WHAT THE TASK REQUIRES:
The word "milieu" occurs in some lines of the data. Return each such line.

Items from a document page collection:

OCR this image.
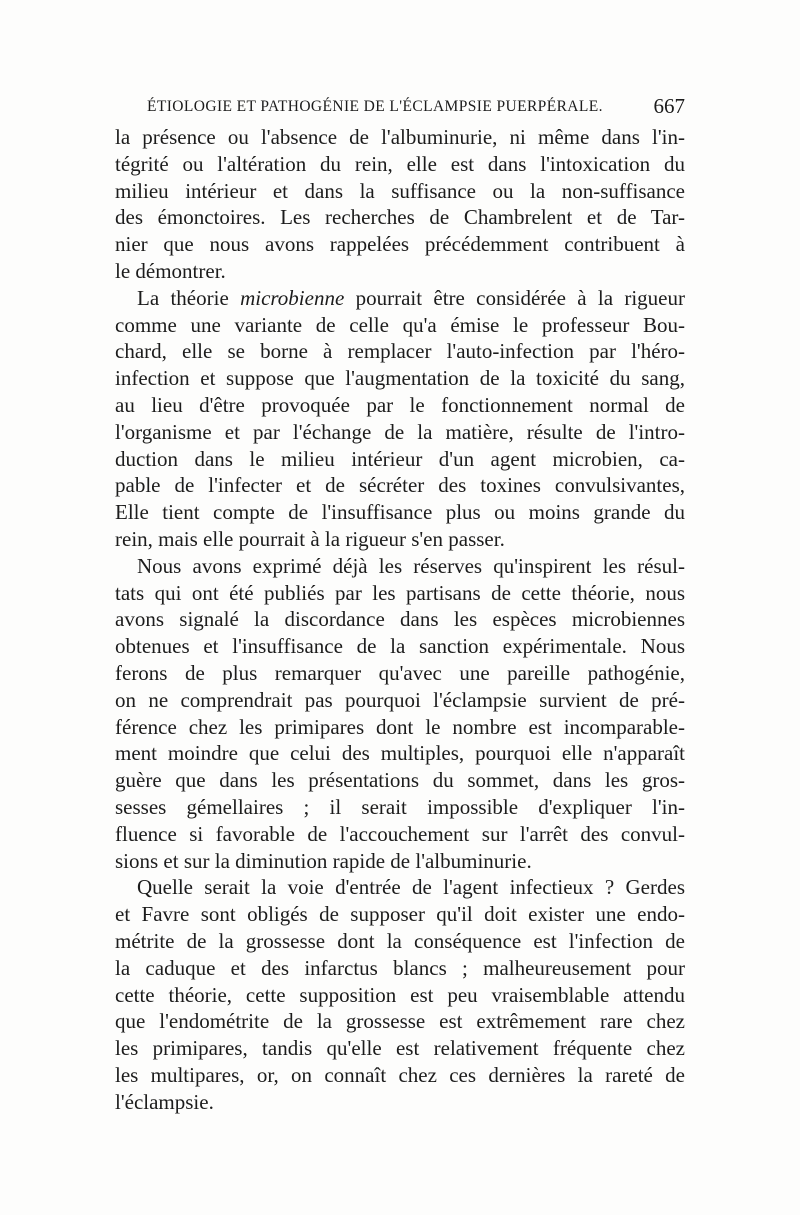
ÉTIOLOGIE ET PATHOGÉNIE DE L'ÉCLAMPSIE PUERPÉRALE. 667
la présence ou l'absence de l'albuminurie, ni même dans l'in-
tégrité ou l'altération du rein, elle est dans l'intoxication du
milieu intérieur et dans la suffisance ou la non-suffisance
des émonctoires. Les recherches de Chambrelent et de Tar-
nier que nous avons rappelées précédemment contribuent à
le démontrer.
La théorie microbienne pourrait être considérée à la rigueur
comme une variante de celle qu'a émise le professeur Bou-
chard, elle se borne à remplacer l'auto-infection par l'héro-
infection et suppose que l'augmentation de la toxicité du sang,
au lieu d'être provoquée par le fonctionnement normal de
l'organisme et par l'échange de la matière, résulte de l'intro-
duction dans le milieu intérieur d'un agent microbien, ca-
pable de l'infecter et de sécréter des toxines convulsivantes,
Elle tient compte de l'insuffisance plus ou moins grande du
rein, mais elle pourrait à la rigueur s'en passer.
Nous avons exprimé déjà les réserves qu'inspirent les résul-
tats qui ont été publiés par les partisans de cette théorie, nous
avons signalé la discordance dans les espèces microbiennes
obtenues et l'insuffisance de la sanction expérimentale. Nous
ferons de plus remarquer qu'avec une pareille pathogénie,
on ne comprendrait pas pourquoi l'éclampsie survient de pré-
férence chez les primipares dont le nombre est incomparable-
ment moindre que celui des multiples, pourquoi elle n'apparaît
guère que dans les présentations du sommet, dans les gros-
sesses gémellaires ; il serait impossible d'expliquer l'in-
fluence si favorable de l'accouchement sur l'arrêt des convul-
sions et sur la diminution rapide de l'albuminurie.
Quelle serait la voie d'entrée de l'agent infectieux ? Gerdes
et Favre sont obligés de supposer qu'il doit exister une endo-
métrite de la grossesse dont la conséquence est l'infection de
la caduque et des infarctus blancs ; malheureusement pour
cette théorie, cette supposition est peu vraisemblable attendu
que l'endométrite de la grossesse est extrêmement rare chez
les primipares, tandis qu'elle est relativement fréquente chez
les multipares, or, on connaît chez ces dernières la rareté de
l'éclampsie.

ANSWER SECTION:
milieu intérieur et dans la suffisance ou la non-suffisance
duction dans le milieu intérieur d'un agent microbien, ca-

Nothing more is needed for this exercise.